Collected data entries:
>>>
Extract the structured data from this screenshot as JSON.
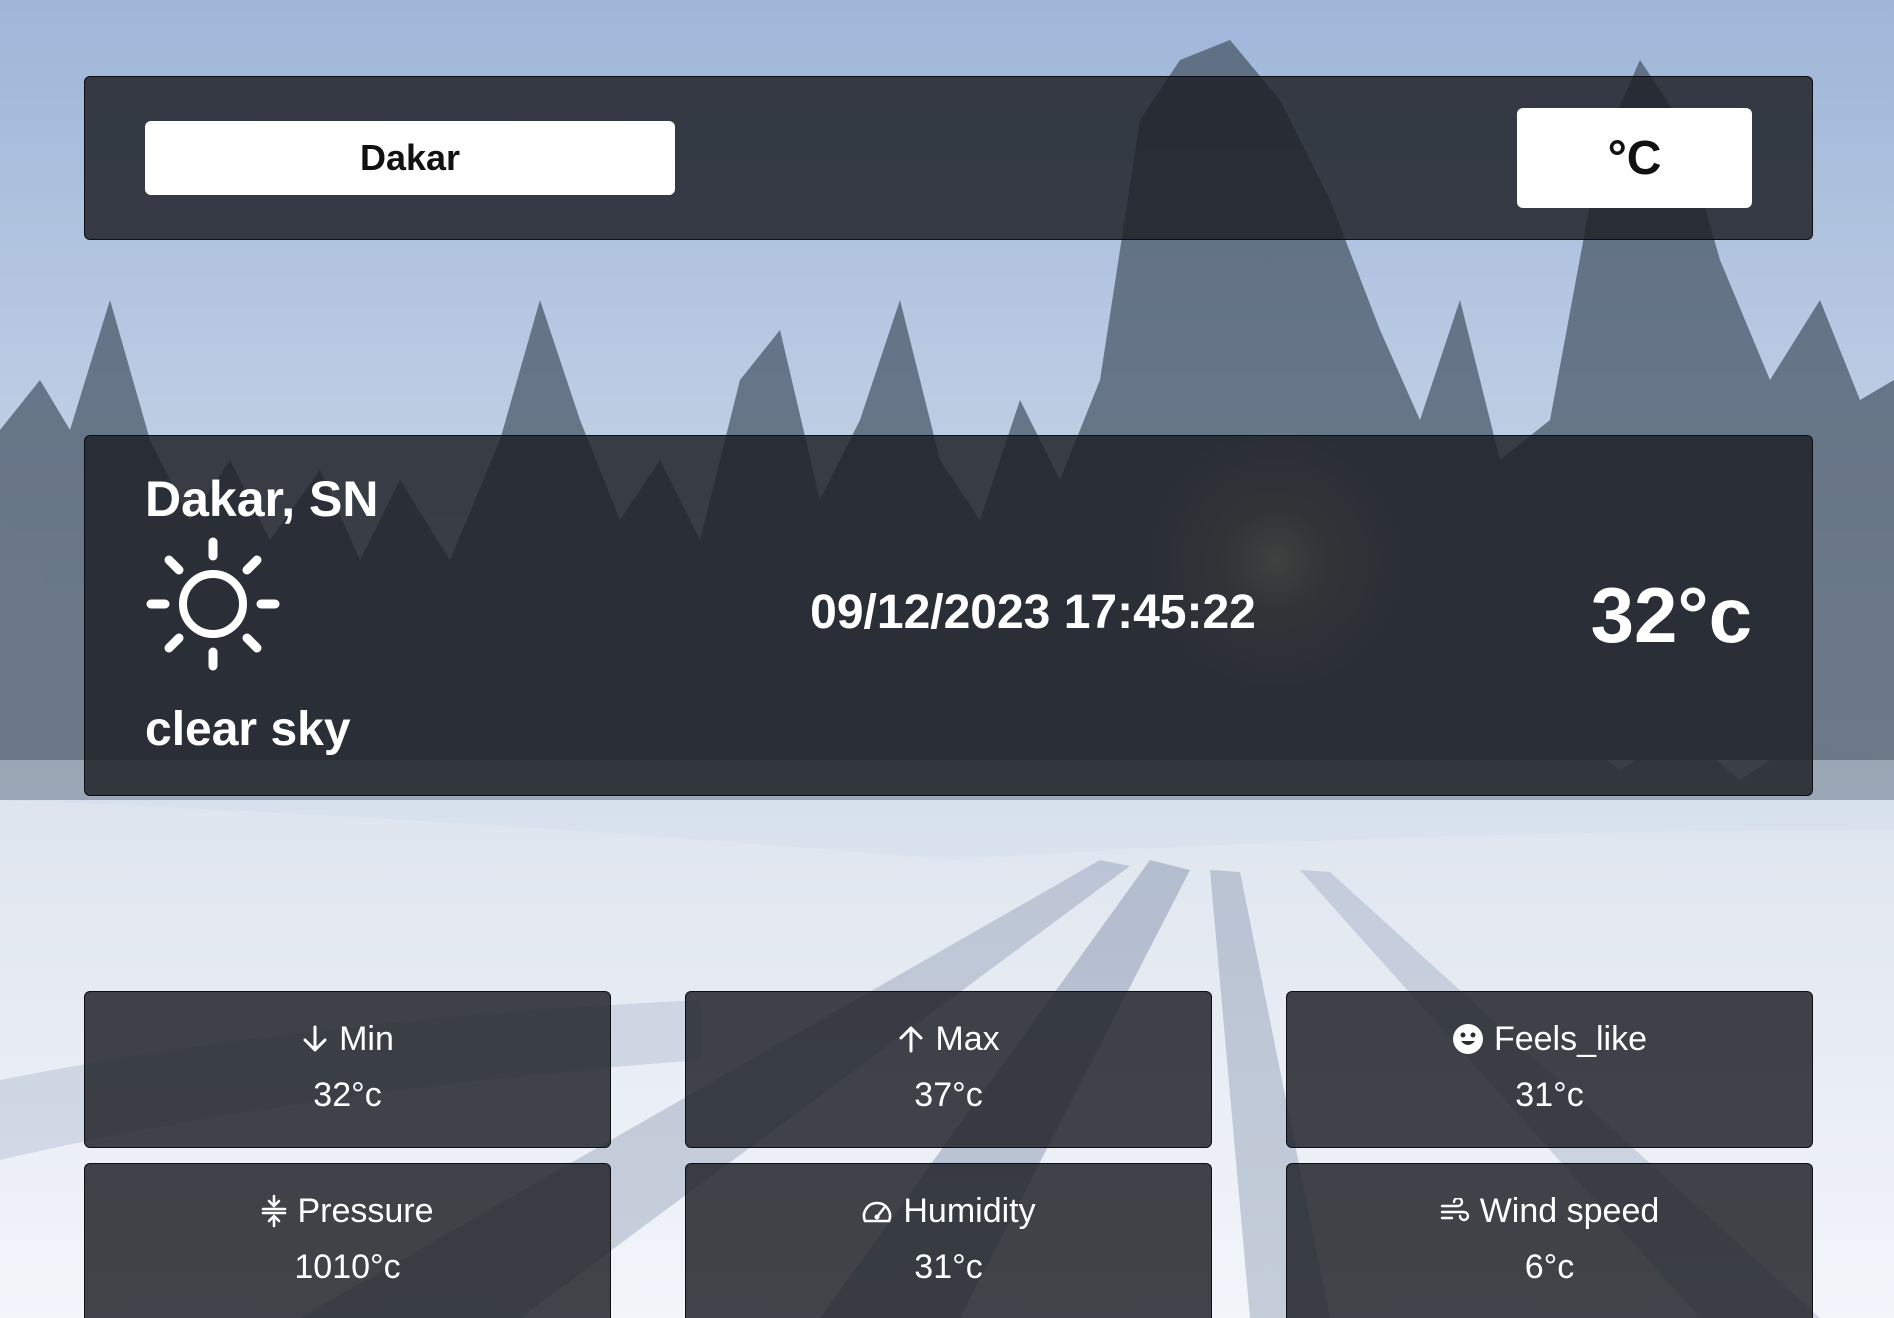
{
  "search": {
    "city_value": "Dakar"
  },
  "unit_toggle": {
    "label": "°C"
  },
  "current": {
    "location": "Dakar, SN",
    "icon": "sun-icon",
    "condition": "clear sky",
    "datetime": "09/12/2023 17:45:22",
    "temperature": "32°c"
  },
  "stats": [
    {
      "icon": "arrow-down-icon",
      "label": "Min",
      "value": "32°c"
    },
    {
      "icon": "arrow-up-icon",
      "label": "Max",
      "value": "37°c"
    },
    {
      "icon": "smiley-icon",
      "label": "Feels_like",
      "value": "31°c"
    },
    {
      "icon": "compress-icon",
      "label": "Pressure",
      "value": "1010°c"
    },
    {
      "icon": "gauge-icon",
      "label": "Humidity",
      "value": "31°c"
    },
    {
      "icon": "wind-icon",
      "label": "Wind speed",
      "value": "6°c"
    }
  ],
  "colors": {
    "panel_background": "#1e2026",
    "text": "#ffffff",
    "input_background": "#ffffff",
    "input_text": "#111111"
  }
}
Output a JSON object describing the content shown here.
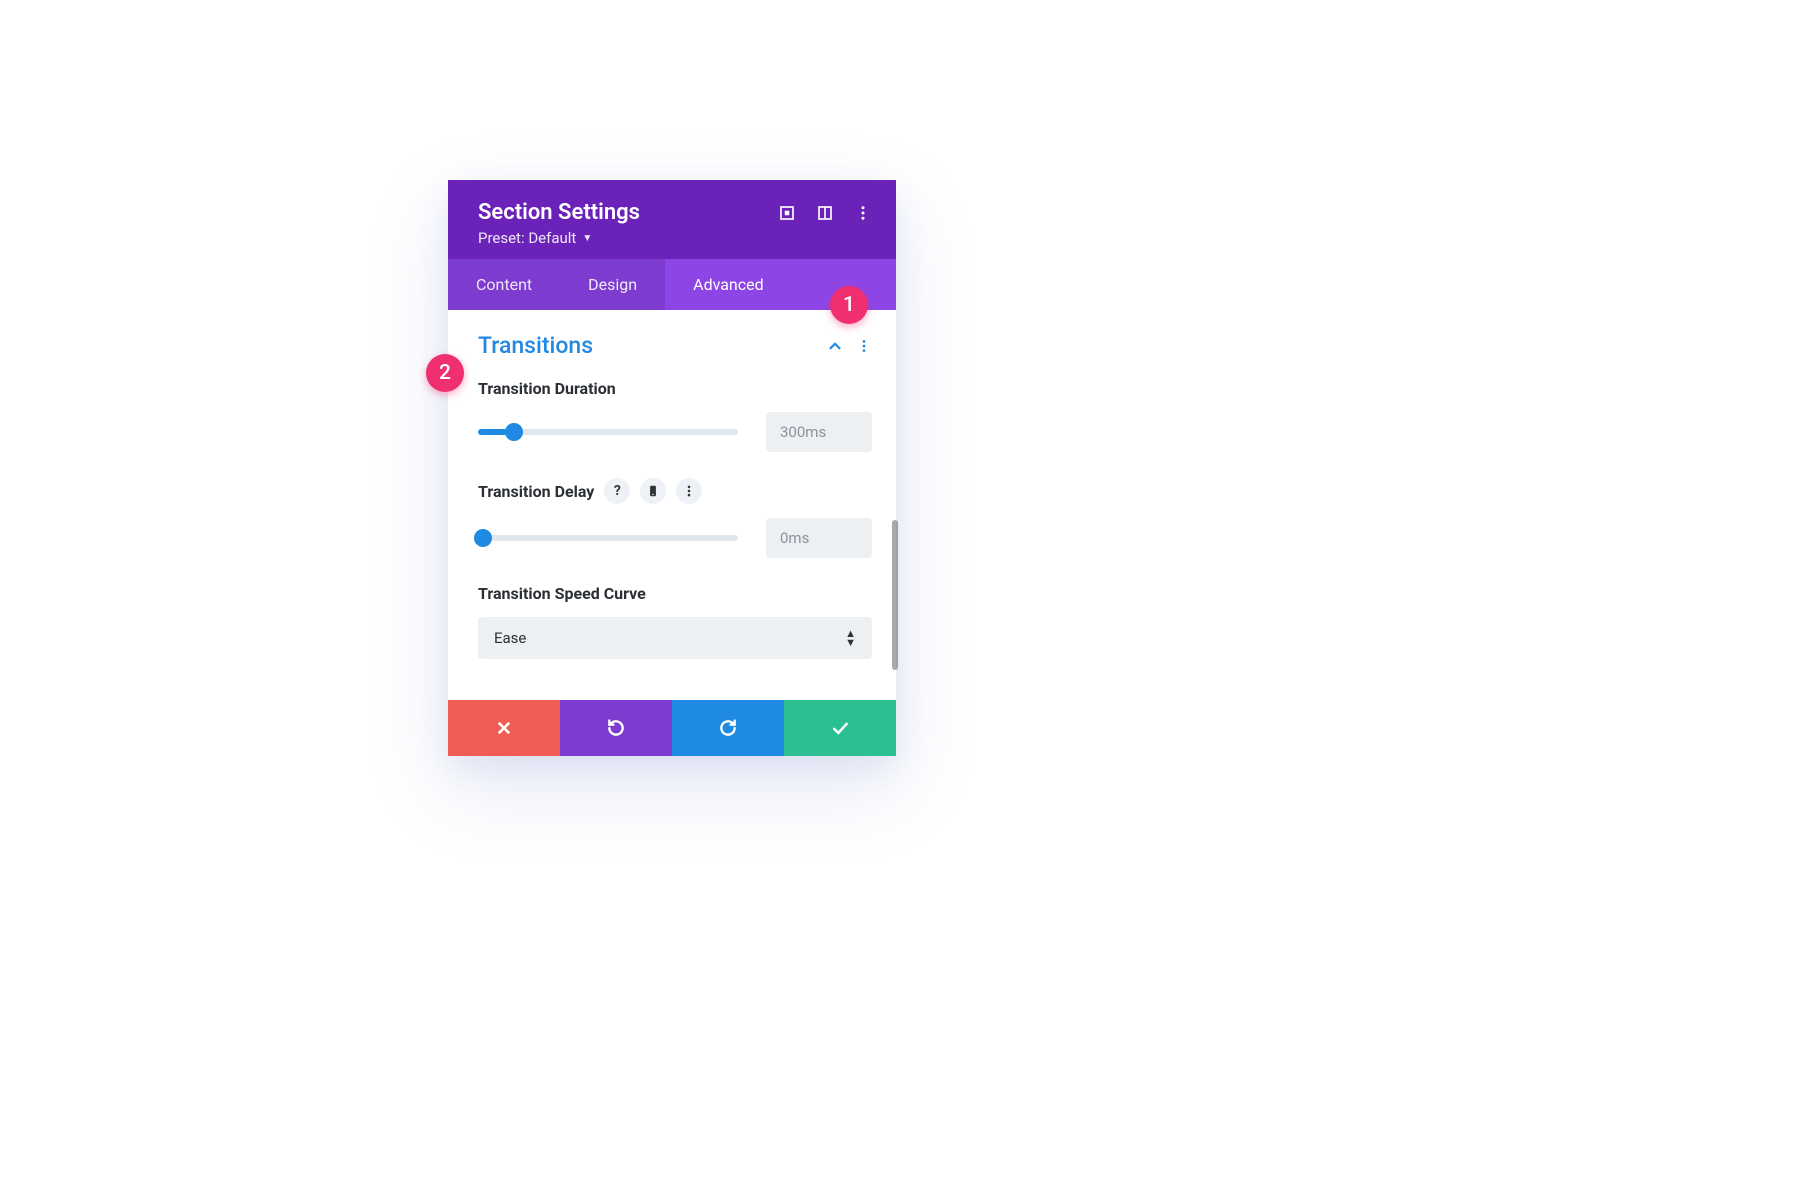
{
  "header": {
    "title": "Section Settings",
    "preset_label": "Preset: Default"
  },
  "tabs": {
    "content": "Content",
    "design": "Design",
    "advanced": "Advanced",
    "active": "advanced"
  },
  "section": {
    "title": "Transitions"
  },
  "fields": {
    "duration": {
      "label": "Transition Duration",
      "value": "300ms",
      "slider_percent": 14
    },
    "delay": {
      "label": "Transition Delay",
      "value": "0ms",
      "slider_percent": 0
    },
    "speed_curve": {
      "label": "Transition Speed Curve",
      "value": "Ease"
    }
  },
  "annotations": {
    "a1": "1",
    "a2": "2"
  }
}
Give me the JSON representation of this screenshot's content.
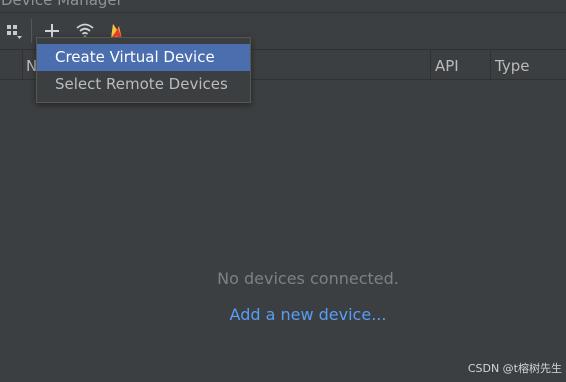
{
  "window": {
    "title": "Device Manager"
  },
  "toolbar": {
    "items": [
      {
        "icon": "device-grid-dropdown-icon"
      },
      {
        "icon": "plus-icon"
      },
      {
        "icon": "wifi-pair-icon"
      },
      {
        "icon": "firebase-flame-icon"
      }
    ]
  },
  "table": {
    "columns": [
      "N",
      "API",
      "Type"
    ]
  },
  "popup": {
    "items": [
      {
        "label": "Create Virtual Device",
        "selected": true
      },
      {
        "label": "Select Remote Devices",
        "selected": false
      }
    ]
  },
  "empty_state": {
    "message": "No devices connected.",
    "link": "Add a new device..."
  },
  "watermark": "CSDN @t榕树先生",
  "colors": {
    "background": "#3c3f41",
    "selection": "#4b6eaf",
    "link": "#589df6"
  }
}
<<<
TASK DIRECTIONS: Skip the pictures and print each record exactly as it stands.

ANSWER TO THIS PROBLEM:
Extract the structured data from this screenshot as JSON.
{
  "search": {
    "city_value": "Dakar"
  },
  "unit_toggle": {
    "label": "°C"
  },
  "current": {
    "location": "Dakar, SN",
    "icon": "sun-icon",
    "condition": "clear sky",
    "datetime": "09/12/2023 17:45:22",
    "temperature": "32°c"
  },
  "stats": [
    {
      "icon": "arrow-down-icon",
      "label": "Min",
      "value": "32°c"
    },
    {
      "icon": "arrow-up-icon",
      "label": "Max",
      "value": "37°c"
    },
    {
      "icon": "smiley-icon",
      "label": "Feels_like",
      "value": "31°c"
    },
    {
      "icon": "compress-icon",
      "label": "Pressure",
      "value": "1010°c"
    },
    {
      "icon": "gauge-icon",
      "label": "Humidity",
      "value": "31°c"
    },
    {
      "icon": "wind-icon",
      "label": "Wind speed",
      "value": "6°c"
    }
  ],
  "colors": {
    "panel_background": "#1e2026",
    "text": "#ffffff",
    "input_background": "#ffffff",
    "input_text": "#111111"
  }
}
Output a JSON object describing the content shown here.
{
  "header": {
    "title": "Section Settings",
    "preset_label": "Preset: Default"
  },
  "tabs": {
    "content": "Content",
    "design": "Design",
    "advanced": "Advanced",
    "active": "advanced"
  },
  "section": {
    "title": "Transitions"
  },
  "fields": {
    "duration": {
      "label": "Transition Duration",
      "value": "300ms",
      "slider_percent": 14
    },
    "delay": {
      "label": "Transition Delay",
      "value": "0ms",
      "slider_percent": 0
    },
    "speed_curve": {
      "label": "Transition Speed Curve",
      "value": "Ease"
    }
  },
  "annotations": {
    "a1": "1",
    "a2": "2"
  }
}
Give me the JSON representation of this screenshot's content.
{
  "window": {
    "title": "Device Manager"
  },
  "toolbar": {
    "items": [
      {
        "icon": "device-grid-dropdown-icon"
      },
      {
        "icon": "plus-icon"
      },
      {
        "icon": "wifi-pair-icon"
      },
      {
        "icon": "firebase-flame-icon"
      }
    ]
  },
  "table": {
    "columns": [
      "N",
      "API",
      "Type"
    ]
  },
  "popup": {
    "items": [
      {
        "label": "Create Virtual Device",
        "selected": true
      },
      {
        "label": "Select Remote Devices",
        "selected": false
      }
    ]
  },
  "empty_state": {
    "message": "No devices connected.",
    "link": "Add a new device..."
  },
  "watermark": "CSDN @t榕树先生",
  "colors": {
    "background": "#3c3f41",
    "selection": "#4b6eaf",
    "link": "#589df6"
  }
}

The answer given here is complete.